Exercise.
State the number of lines that hold the string "this", with nothing added.

○ ○ ○

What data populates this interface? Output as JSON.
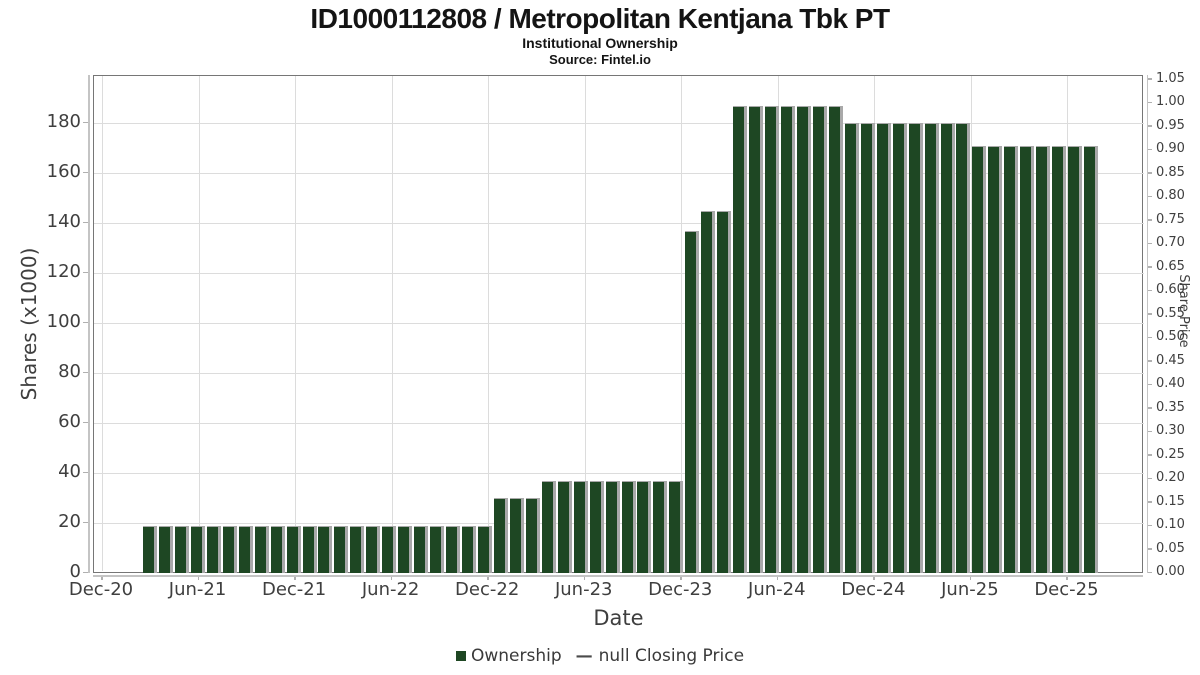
{
  "header": {
    "title": "ID1000112808 / Metropolitan Kentjana Tbk PT",
    "subtitle": "Institutional Ownership",
    "source": "Source: Fintel.io"
  },
  "axes": {
    "x_label": "Date",
    "y_left_label": "Shares (x1000)",
    "y_right_label": "Share Price"
  },
  "legend": {
    "ownership_label": "Ownership",
    "price_marker": "—",
    "price_label": "null Closing Price"
  },
  "colors": {
    "bar_fill": "#1e4723",
    "bar_shadow": "#a9a9a9",
    "grid": "#dcdcdc",
    "box_border": "#767676",
    "outer_spine": "#c4c4c4",
    "tick_mark": "#b0b0b0",
    "tick_text": "#3f3f3f",
    "title_text": "#141414"
  },
  "chart_data": {
    "type": "bar",
    "title": "ID1000112808 / Metropolitan Kentjana Tbk PT",
    "subtitle": "Institutional Ownership",
    "source": "Source: Fintel.io",
    "xlabel": "Date",
    "ylabel": "Shares (x1000)",
    "ylabel_right": "Share Price",
    "grid": true,
    "legend_position": "bottom",
    "x_tick_labels": [
      "Dec-20",
      "Jun-21",
      "Dec-21",
      "Jun-22",
      "Dec-22",
      "Jun-23",
      "Dec-23",
      "Jun-24",
      "Dec-24",
      "Jun-25",
      "Dec-25"
    ],
    "y_left_ticks": [
      0,
      20,
      40,
      60,
      80,
      100,
      120,
      140,
      160,
      180
    ],
    "y_left_range": [
      0,
      199
    ],
    "y_right_ticks": [
      0.0,
      0.05,
      0.1,
      0.15,
      0.2,
      0.25,
      0.3,
      0.35,
      0.4,
      0.45,
      0.5,
      0.55,
      0.6,
      0.65,
      0.7,
      0.75,
      0.8,
      0.85,
      0.9,
      0.95,
      1.0,
      1.05
    ],
    "y_right_range": [
      0,
      1.058
    ],
    "series": [
      {
        "name": "Ownership",
        "type": "bar",
        "unit": "shares x1000",
        "months": [
          "Mar-21",
          "Apr-21",
          "May-21",
          "Jun-21",
          "Jul-21",
          "Aug-21",
          "Sep-21",
          "Oct-21",
          "Nov-21",
          "Dec-21",
          "Jan-22",
          "Feb-22",
          "Mar-22",
          "Apr-22",
          "May-22",
          "Jun-22",
          "Jul-22",
          "Aug-22",
          "Sep-22",
          "Oct-22",
          "Nov-22",
          "Dec-22",
          "Jan-23",
          "Feb-23",
          "Mar-23",
          "Apr-23",
          "May-23",
          "Jun-23",
          "Jul-23",
          "Aug-23",
          "Sep-23",
          "Oct-23",
          "Nov-23",
          "Dec-23",
          "Jan-24",
          "Feb-24",
          "Mar-24",
          "Apr-24",
          "May-24",
          "Jun-24",
          "Jul-24",
          "Aug-24",
          "Sep-24",
          "Oct-24",
          "Nov-24",
          "Dec-24",
          "Jan-25",
          "Feb-25",
          "Mar-25",
          "Apr-25",
          "May-25",
          "Jun-25",
          "Jul-25",
          "Aug-25",
          "Sep-25",
          "Oct-25",
          "Nov-25",
          "Dec-25",
          "Jan-26",
          "Feb-26"
        ],
        "values": [
          19,
          19,
          19,
          19,
          19,
          19,
          19,
          19,
          19,
          19,
          19,
          19,
          19,
          19,
          19,
          19,
          19,
          19,
          19,
          19,
          19,
          19,
          30,
          30,
          30,
          37,
          37,
          37,
          37,
          37,
          37,
          37,
          37,
          37,
          137,
          145,
          145,
          187,
          187,
          187,
          187,
          187,
          187,
          187,
          180,
          180,
          180,
          180,
          180,
          180,
          180,
          180,
          171,
          171,
          171,
          171,
          171,
          171,
          171,
          171
        ]
      },
      {
        "name": "null Closing Price",
        "type": "line",
        "values": []
      }
    ]
  }
}
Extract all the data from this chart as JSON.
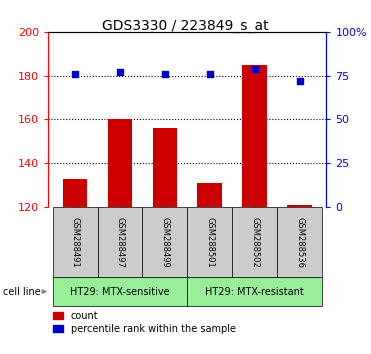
{
  "title": "GDS3330 / 223849_s_at",
  "categories": [
    "GSM288491",
    "GSM288497",
    "GSM288499",
    "GSM288501",
    "GSM288502",
    "GSM288536"
  ],
  "count_values": [
    133,
    160,
    156,
    131,
    185,
    121
  ],
  "percentile_values": [
    76,
    77,
    76,
    76,
    79,
    72
  ],
  "ylim_left": [
    120,
    200
  ],
  "ylim_right": [
    0,
    100
  ],
  "yticks_left": [
    120,
    140,
    160,
    180,
    200
  ],
  "yticks_right": [
    0,
    25,
    50,
    75,
    100
  ],
  "bar_color": "#cc0000",
  "scatter_color": "#0000cc",
  "group1_label": "HT29: MTX-sensitive",
  "group2_label": "HT29: MTX-resistant",
  "group1_indices": [
    0,
    1,
    2
  ],
  "group2_indices": [
    3,
    4,
    5
  ],
  "group_bg_color": "#99ee99",
  "sample_bg_color": "#cccccc",
  "cell_line_label": "cell line",
  "legend_count": "count",
  "legend_percentile": "percentile rank within the sample",
  "bar_width": 0.55,
  "baseline": 120,
  "title_fontsize": 10,
  "tick_fontsize": 8,
  "label_fontsize": 7,
  "sample_fontsize": 6
}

○ ○ ○

Expected output.
2